Source data
----------

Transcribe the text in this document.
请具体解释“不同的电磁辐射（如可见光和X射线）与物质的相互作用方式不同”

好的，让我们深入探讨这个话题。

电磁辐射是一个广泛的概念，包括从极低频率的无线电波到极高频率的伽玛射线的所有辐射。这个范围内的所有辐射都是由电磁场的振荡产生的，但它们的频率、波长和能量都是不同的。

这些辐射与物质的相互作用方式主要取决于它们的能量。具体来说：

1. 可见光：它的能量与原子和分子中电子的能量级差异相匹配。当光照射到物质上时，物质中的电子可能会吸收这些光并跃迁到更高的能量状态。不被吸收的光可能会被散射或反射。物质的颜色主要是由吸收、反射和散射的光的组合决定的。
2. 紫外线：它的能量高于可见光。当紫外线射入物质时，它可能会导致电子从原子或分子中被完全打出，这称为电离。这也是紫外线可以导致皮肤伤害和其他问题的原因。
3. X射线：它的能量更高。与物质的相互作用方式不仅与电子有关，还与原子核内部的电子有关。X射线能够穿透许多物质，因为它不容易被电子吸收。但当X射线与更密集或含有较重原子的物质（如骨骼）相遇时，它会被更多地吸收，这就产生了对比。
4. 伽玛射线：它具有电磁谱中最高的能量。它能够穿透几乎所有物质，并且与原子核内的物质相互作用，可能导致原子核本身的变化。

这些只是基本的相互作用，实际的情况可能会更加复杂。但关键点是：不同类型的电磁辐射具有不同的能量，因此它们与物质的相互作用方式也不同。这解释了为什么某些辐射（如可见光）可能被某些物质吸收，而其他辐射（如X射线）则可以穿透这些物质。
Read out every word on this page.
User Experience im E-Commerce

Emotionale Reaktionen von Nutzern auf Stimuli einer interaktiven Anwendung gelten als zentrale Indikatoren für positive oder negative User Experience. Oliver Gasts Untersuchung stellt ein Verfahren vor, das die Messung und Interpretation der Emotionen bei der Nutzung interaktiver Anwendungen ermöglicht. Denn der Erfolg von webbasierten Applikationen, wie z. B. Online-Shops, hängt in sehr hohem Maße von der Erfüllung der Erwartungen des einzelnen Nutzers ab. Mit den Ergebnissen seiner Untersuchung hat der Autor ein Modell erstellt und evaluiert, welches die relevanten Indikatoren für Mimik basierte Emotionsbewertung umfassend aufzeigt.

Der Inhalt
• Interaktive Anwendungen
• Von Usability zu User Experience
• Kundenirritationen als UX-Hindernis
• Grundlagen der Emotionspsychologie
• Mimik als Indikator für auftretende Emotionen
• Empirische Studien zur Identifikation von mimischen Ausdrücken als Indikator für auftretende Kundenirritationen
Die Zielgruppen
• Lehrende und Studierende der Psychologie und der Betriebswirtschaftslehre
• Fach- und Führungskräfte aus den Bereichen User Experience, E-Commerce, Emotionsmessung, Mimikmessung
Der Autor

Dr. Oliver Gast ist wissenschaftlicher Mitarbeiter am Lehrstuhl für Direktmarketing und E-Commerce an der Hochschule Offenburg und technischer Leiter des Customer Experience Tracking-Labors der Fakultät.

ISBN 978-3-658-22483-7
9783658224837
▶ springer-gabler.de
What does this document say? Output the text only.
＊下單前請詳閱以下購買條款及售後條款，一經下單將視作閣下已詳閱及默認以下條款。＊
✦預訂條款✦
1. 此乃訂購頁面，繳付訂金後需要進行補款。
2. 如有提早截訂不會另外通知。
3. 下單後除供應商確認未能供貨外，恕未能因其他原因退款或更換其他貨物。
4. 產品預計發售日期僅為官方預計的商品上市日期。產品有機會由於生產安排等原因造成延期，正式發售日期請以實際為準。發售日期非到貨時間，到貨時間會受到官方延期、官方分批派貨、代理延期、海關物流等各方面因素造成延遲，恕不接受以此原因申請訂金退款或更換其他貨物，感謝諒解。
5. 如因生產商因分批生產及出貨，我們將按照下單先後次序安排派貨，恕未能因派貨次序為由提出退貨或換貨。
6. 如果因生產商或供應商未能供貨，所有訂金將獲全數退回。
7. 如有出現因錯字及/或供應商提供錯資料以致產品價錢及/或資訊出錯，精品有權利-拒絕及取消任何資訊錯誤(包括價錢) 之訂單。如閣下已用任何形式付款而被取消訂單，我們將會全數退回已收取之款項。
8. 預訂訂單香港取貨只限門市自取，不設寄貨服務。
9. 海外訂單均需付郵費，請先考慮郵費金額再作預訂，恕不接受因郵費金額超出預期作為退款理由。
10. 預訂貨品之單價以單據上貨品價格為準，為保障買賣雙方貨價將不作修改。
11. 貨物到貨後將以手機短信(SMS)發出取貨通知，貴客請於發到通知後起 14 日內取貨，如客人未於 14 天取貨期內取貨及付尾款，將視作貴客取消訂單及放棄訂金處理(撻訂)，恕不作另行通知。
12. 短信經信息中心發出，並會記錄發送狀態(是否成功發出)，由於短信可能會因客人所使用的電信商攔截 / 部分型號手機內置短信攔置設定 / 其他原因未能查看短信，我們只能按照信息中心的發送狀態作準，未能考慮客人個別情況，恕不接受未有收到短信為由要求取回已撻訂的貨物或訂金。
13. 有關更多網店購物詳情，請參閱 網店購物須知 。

----------

What the task requires →
Every line of the data above should be reproduced word for word.

Solution to the problem →
Transcribe the text in this document.
请具体解释“不同的电磁辐射（如可见光和X射线）与物质的相互作用方式不同”

好的，让我们深入探讨这个话题。

电磁辐射是一个广泛的概念，包括从极低频率的无线电波到极高频率的伽玛射线的所有辐射。这个范围内的所有辐射都是由电磁场的振荡产生的，但它们的频率、波长和能量都是不同的。

这些辐射与物质的相互作用方式主要取决于它们的能量。具体来说：

1. 可见光：它的能量与原子和分子中电子的能量级差异相匹配。当光照射到物质上时，物质中的电子可能会吸收这些光并跃迁到更高的能量状态。不被吸收的光可能会被散射或反射。物质的颜色主要是由吸收、反射和散射的光的组合决定的。
2. 紫外线：它的能量高于可见光。当紫外线射入物质时，它可能会导致电子从原子或分子中被完全打出，这称为电离。这也是紫外线可以导致皮肤伤害和其他问题的原因。
3. X射线：它的能量更高。与物质的相互作用方式不仅与电子有关，还与原子核内部的电子有关。X射线能够穿透许多物质，因为它不容易被电子吸收。但当X射线与更密集或含有较重原子的物质（如骨骼）相遇时，它会被更多地吸收，这就产生了对比。
4. 伽玛射线：它具有电磁谱中最高的能量。它能够穿透几乎所有物质，并且与原子核内的物质相互作用，可能导致原子核本身的变化。

这些只是基本的相互作用，实际的情况可能会更加复杂。但关键点是：不同类型的电磁辐射具有不同的能量，因此它们与物质的相互作用方式也不同。这解释了为什么某些辐射（如可见光）可能被某些物质吸收，而其他辐射（如X射线）则可以穿透这些物质。
Read out every word on this page.
User Experience im E-Commerce

Emotionale Reaktionen von Nutzern auf Stimuli einer interaktiven Anwendung gelten als zentrale Indikatoren für positive oder negative User Experience. Oliver Gasts Untersuchung stellt ein Verfahren vor, das die Messung und Interpretation der Emotionen bei der Nutzung interaktiver Anwendungen ermöglicht. Denn der Erfolg von webbasierten Applikationen, wie z. B. Online-Shops, hängt in sehr hohem Maße von der Erfüllung der Erwartungen des einzelnen Nutzers ab. Mit den Ergebnissen seiner Untersuchung hat der Autor ein Modell erstellt und evaluiert, welches die relevanten Indikatoren für Mimik basierte Emotionsbewertung umfassend aufzeigt.

Der Inhalt
• Interaktive Anwendungen
• Von Usability zu User Experience
• Kundenirritationen als UX-Hindernis
• Grundlagen der Emotionspsychologie
• Mimik als Indikator für auftretende Emotionen
• Empirische Studien zur Identifikation von mimischen Ausdrücken als Indikator für auftretende Kundenirritationen
Die Zielgruppen
• Lehrende und Studierende der Psychologie und der Betriebswirtschaftslehre
• Fach- und Führungskräfte aus den Bereichen User Experience, E-Commerce, Emotionsmessung, Mimikmessung
Der Autor

Dr. Oliver Gast ist wissenschaftlicher Mitarbeiter am Lehrstuhl für Direktmarketing und E-Commerce an der Hochschule Offenburg und technischer Leiter des Customer Experience Tracking-Labors der Fakultät.

ISBN 978-3-658-22483-7
9783658224837
▶ springer-gabler.de
What does this document say? Output the text only.
＊下單前請詳閱以下購買條款及售後條款，一經下單將視作閣下已詳閱及默認以下條款。＊
✦預訂條款✦
1. 此乃訂購頁面，繳付訂金後需要進行補款。
2. 如有提早截訂不會另外通知。
3. 下單後除供應商確認未能供貨外，恕未能因其他原因退款或更換其他貨物。
4. 產品預計發售日期僅為官方預計的商品上市日期。產品有機會由於生產安排等原因造成延期，正式發售日期請以實際為準。發售日期非到貨時間，到貨時間會受到官方延期、官方分批派貨、代理延期、海關物流等各方面因素造成延遲，恕不接受以此原因申請訂金退款或更換其他貨物，感謝諒解。
5. 如因生產商因分批生產及出貨，我們將按照下單先後次序安排派貨，恕未能因派貨次序為由提出退貨或換貨。
6. 如果因生產商或供應商未能供貨，所有訂金將獲全數退回。
7. 如有出現因錯字及/或供應商提供錯資料以致產品價錢及/或資訊出錯，精品有權利-拒絕及取消任何資訊錯誤(包括價錢) 之訂單。如閣下已用任何形式付款而被取消訂單，我們將會全數退回已收取之款項。
8. 預訂訂單香港取貨只限門市自取，不設寄貨服務。
9. 海外訂單均需付郵費，請先考慮郵費金額再作預訂，恕不接受因郵費金額超出預期作為退款理由。
10. 預訂貨品之單價以單據上貨品價格為準，為保障買賣雙方貨價將不作修改。
11. 貨物到貨後將以手機短信(SMS)發出取貨通知，貴客請於發到通知後起 14 日內取貨，如客人未於 14 天取貨期內取貨及付尾款，將視作貴客取消訂單及放棄訂金處理(撻訂)，恕不作另行通知。
12. 短信經信息中心發出，並會記錄發送狀態(是否成功發出)，由於短信可能會因客人所使用的電信商攔截 / 部分型號手機內置短信攔置設定 / 其他原因未能查看短信，我們只能按照信息中心的發送狀態作準，未能考慮客人個別情況，恕不接受未有收到短信為由要求取回已撻訂的貨物或訂金。
13. 有關更多網店購物詳情，請參閱 網店購物須知 。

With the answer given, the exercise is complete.